§ Task requirements
Work out how many lines in the data hold the word "点石成金", and reply with that number only.

§ Supplied records
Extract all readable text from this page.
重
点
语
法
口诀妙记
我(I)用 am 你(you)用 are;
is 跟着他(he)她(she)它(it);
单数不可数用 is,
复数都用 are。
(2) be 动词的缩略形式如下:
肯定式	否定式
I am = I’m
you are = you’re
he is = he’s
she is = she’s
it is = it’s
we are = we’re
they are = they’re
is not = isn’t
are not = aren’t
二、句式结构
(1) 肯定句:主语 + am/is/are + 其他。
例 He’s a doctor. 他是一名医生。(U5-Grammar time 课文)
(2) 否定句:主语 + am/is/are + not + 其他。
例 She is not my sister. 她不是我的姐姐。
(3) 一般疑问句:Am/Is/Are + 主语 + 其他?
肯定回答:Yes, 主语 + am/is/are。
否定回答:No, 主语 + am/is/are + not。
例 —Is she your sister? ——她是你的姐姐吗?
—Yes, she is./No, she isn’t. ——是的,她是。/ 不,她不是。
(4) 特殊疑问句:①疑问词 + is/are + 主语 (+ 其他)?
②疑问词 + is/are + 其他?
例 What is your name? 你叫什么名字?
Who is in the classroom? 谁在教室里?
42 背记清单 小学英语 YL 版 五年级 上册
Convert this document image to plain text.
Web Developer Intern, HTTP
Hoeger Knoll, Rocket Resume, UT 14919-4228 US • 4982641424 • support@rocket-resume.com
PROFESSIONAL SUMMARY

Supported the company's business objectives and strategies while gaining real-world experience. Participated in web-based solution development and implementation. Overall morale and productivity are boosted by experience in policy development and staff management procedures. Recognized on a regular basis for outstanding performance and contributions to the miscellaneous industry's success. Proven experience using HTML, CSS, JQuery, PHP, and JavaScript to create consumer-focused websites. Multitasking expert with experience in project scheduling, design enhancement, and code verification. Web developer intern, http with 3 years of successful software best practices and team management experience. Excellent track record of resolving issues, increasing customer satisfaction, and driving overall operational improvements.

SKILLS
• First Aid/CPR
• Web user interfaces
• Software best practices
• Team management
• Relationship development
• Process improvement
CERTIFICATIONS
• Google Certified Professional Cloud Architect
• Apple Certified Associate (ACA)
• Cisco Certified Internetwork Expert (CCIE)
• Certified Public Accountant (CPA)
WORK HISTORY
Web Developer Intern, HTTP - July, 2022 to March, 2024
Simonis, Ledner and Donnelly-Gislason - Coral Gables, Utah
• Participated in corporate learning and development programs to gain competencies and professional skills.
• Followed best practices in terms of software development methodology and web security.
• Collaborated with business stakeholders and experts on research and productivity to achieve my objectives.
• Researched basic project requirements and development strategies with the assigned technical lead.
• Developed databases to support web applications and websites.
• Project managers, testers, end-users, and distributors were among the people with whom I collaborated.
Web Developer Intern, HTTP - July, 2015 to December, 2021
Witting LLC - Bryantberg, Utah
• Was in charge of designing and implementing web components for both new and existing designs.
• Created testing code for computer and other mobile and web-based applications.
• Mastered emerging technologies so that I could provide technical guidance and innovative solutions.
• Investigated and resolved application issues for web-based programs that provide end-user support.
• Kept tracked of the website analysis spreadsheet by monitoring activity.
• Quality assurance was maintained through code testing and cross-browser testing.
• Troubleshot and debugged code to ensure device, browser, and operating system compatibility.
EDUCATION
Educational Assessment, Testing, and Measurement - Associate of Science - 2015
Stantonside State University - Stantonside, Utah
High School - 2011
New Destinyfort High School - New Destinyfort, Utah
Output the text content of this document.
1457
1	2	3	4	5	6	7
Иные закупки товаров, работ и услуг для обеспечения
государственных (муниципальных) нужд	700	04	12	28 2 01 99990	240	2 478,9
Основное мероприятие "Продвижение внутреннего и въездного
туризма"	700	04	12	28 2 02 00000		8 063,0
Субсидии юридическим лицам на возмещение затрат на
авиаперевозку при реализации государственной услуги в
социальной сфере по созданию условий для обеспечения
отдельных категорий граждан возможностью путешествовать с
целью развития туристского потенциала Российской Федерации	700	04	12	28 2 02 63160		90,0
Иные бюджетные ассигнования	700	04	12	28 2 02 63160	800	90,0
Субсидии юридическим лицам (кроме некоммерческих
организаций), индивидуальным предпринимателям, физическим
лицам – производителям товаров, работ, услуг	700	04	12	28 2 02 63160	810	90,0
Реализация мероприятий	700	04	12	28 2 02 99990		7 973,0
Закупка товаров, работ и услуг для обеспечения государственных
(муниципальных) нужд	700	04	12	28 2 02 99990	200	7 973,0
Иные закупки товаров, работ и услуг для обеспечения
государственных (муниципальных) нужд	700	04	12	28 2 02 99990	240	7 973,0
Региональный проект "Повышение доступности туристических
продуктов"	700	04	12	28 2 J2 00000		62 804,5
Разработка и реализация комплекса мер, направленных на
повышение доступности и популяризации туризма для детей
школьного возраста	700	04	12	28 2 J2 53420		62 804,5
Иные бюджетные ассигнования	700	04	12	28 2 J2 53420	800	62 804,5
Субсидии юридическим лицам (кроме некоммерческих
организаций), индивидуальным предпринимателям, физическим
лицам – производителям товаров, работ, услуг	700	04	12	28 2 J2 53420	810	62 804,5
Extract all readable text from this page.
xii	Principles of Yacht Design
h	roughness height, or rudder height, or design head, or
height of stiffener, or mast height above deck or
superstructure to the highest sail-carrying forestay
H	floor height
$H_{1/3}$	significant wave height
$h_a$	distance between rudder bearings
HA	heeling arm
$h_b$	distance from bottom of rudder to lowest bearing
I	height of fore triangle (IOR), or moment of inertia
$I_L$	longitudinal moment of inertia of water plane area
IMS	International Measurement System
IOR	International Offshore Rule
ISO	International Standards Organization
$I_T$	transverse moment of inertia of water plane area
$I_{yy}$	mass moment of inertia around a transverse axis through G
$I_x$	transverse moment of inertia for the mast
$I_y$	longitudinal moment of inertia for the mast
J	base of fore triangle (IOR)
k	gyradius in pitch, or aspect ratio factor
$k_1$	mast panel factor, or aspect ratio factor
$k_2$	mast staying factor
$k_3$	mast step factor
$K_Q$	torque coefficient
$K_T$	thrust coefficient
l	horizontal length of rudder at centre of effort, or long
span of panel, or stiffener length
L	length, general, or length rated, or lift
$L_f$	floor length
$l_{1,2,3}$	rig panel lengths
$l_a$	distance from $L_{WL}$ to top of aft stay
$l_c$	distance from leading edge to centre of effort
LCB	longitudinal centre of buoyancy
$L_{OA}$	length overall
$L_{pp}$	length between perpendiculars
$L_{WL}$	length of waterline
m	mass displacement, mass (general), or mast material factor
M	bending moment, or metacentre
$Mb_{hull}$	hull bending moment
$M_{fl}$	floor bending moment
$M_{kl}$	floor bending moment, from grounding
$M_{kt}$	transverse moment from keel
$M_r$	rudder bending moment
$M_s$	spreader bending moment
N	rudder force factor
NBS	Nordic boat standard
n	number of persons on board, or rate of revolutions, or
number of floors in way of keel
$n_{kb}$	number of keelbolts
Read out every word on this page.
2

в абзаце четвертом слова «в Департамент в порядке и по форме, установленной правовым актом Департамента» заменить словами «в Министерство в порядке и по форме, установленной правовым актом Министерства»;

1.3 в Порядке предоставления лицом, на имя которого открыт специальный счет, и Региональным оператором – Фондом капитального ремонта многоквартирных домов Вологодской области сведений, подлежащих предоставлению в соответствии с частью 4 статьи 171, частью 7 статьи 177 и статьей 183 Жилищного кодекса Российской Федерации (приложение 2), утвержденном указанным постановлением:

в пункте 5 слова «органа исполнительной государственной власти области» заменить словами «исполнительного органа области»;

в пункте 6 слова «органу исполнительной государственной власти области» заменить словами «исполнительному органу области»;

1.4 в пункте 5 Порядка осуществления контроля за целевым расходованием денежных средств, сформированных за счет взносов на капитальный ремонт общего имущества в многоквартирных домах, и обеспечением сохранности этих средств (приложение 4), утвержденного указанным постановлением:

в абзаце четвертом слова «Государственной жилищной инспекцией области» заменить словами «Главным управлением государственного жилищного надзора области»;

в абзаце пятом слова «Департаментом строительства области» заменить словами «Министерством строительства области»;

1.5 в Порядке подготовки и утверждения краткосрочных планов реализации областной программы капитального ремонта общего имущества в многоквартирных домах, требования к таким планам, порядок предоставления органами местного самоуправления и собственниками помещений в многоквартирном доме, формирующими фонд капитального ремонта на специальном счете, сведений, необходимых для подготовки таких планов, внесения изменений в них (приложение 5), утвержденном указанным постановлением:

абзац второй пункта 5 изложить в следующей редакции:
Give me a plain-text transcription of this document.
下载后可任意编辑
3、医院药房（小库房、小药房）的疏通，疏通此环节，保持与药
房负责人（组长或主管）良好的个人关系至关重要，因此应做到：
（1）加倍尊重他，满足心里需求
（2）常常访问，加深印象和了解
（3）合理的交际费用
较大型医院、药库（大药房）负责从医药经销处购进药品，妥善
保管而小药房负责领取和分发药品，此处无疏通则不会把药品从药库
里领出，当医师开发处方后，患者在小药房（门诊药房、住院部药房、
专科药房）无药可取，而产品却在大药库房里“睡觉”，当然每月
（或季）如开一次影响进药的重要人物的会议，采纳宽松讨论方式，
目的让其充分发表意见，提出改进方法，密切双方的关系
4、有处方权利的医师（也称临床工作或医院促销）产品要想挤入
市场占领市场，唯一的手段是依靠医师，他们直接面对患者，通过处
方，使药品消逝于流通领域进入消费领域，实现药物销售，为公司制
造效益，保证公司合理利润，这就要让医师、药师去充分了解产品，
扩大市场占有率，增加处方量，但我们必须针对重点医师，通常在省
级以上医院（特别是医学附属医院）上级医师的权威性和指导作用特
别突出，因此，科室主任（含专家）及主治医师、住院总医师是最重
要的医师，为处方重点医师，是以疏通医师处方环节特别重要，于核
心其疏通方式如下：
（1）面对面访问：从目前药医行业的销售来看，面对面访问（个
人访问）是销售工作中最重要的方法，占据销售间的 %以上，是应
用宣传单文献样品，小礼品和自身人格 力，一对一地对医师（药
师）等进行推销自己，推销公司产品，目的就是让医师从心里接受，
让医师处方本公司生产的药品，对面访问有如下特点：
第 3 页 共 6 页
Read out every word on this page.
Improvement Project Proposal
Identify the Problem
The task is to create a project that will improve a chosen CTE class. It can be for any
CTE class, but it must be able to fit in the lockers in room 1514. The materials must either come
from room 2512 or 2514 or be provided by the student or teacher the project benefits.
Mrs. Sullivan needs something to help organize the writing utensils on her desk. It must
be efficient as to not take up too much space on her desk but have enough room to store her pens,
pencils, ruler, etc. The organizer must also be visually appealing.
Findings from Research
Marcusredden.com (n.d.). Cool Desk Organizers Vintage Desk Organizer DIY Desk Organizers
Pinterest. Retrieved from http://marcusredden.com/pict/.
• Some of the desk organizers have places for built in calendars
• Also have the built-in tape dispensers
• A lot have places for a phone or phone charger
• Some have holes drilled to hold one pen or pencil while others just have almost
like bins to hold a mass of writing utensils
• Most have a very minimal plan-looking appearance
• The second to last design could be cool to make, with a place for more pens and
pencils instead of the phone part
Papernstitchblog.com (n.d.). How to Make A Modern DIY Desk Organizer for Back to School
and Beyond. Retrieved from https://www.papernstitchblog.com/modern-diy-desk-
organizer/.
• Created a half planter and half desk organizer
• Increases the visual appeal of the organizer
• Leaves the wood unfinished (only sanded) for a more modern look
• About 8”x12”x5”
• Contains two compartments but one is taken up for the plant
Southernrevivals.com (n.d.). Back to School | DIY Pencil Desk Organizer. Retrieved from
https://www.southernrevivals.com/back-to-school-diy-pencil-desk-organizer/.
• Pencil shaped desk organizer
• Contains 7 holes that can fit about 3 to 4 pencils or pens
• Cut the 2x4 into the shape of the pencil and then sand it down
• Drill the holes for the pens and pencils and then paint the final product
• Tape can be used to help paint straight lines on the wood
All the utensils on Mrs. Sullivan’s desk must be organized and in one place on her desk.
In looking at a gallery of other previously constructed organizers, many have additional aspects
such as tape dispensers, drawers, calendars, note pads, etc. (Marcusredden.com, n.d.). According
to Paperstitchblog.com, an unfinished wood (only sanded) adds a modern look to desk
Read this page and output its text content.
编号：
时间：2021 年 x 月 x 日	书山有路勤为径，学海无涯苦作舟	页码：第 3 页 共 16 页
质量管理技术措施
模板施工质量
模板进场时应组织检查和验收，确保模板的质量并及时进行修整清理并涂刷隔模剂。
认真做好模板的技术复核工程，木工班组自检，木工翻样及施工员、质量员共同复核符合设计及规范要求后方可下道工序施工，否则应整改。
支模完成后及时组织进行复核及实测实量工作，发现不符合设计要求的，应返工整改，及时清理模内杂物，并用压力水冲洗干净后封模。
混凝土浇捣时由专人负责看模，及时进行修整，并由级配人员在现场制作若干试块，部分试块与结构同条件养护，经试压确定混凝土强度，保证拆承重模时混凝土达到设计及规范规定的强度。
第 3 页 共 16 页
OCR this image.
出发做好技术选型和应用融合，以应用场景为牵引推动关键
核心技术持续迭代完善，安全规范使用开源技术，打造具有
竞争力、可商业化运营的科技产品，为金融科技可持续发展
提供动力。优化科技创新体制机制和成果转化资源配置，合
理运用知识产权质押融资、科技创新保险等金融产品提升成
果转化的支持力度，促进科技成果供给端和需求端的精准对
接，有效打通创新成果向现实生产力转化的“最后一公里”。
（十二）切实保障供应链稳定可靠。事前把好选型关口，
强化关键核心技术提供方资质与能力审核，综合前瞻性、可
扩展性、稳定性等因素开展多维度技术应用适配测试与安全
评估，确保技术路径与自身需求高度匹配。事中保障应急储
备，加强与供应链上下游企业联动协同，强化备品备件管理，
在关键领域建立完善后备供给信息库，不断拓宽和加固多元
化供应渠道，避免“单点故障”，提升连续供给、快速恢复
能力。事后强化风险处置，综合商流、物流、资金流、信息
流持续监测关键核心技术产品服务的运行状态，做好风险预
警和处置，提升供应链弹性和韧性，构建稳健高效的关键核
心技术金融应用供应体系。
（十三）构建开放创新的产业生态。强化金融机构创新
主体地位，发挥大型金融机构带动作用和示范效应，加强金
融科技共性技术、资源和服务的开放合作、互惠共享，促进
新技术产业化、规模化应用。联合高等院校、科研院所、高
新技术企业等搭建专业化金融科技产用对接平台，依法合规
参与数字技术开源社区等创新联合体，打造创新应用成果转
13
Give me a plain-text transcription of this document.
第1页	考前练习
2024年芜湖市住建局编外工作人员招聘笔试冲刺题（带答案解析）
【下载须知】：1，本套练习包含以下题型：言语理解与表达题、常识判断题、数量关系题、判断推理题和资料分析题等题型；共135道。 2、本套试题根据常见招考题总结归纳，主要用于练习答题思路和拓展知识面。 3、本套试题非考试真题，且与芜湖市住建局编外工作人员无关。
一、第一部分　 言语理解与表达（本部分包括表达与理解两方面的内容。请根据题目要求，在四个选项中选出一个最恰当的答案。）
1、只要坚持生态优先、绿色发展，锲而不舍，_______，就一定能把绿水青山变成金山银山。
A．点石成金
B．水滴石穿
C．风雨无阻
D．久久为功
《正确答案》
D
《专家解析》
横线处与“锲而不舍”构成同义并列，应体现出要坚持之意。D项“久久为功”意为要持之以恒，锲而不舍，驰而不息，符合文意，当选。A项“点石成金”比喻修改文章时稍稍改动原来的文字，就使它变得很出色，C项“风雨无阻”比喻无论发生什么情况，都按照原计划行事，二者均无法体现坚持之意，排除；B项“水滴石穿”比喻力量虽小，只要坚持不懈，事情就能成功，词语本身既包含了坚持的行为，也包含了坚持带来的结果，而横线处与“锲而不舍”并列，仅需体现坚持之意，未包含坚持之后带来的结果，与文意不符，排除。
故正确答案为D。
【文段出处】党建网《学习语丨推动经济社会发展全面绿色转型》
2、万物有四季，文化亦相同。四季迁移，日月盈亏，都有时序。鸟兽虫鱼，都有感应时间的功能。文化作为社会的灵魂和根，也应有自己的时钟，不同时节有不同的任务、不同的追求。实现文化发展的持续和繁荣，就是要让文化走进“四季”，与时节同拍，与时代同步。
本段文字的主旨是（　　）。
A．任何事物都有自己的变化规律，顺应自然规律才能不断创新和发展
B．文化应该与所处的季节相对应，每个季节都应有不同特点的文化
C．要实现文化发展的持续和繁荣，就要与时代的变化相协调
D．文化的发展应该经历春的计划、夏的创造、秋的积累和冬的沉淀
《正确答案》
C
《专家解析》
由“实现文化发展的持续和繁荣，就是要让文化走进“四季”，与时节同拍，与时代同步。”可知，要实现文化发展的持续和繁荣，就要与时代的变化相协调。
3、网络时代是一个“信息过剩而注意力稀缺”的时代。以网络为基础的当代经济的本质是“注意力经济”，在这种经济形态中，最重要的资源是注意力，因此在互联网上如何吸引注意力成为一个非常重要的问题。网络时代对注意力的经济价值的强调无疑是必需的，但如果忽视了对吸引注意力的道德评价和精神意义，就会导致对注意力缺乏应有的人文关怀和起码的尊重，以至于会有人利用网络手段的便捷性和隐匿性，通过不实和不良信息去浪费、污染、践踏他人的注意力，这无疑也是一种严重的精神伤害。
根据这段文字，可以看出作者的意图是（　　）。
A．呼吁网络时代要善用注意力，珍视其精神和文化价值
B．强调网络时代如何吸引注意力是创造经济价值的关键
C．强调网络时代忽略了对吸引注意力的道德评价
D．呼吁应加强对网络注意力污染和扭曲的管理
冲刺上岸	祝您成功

§ Result of this exercise
2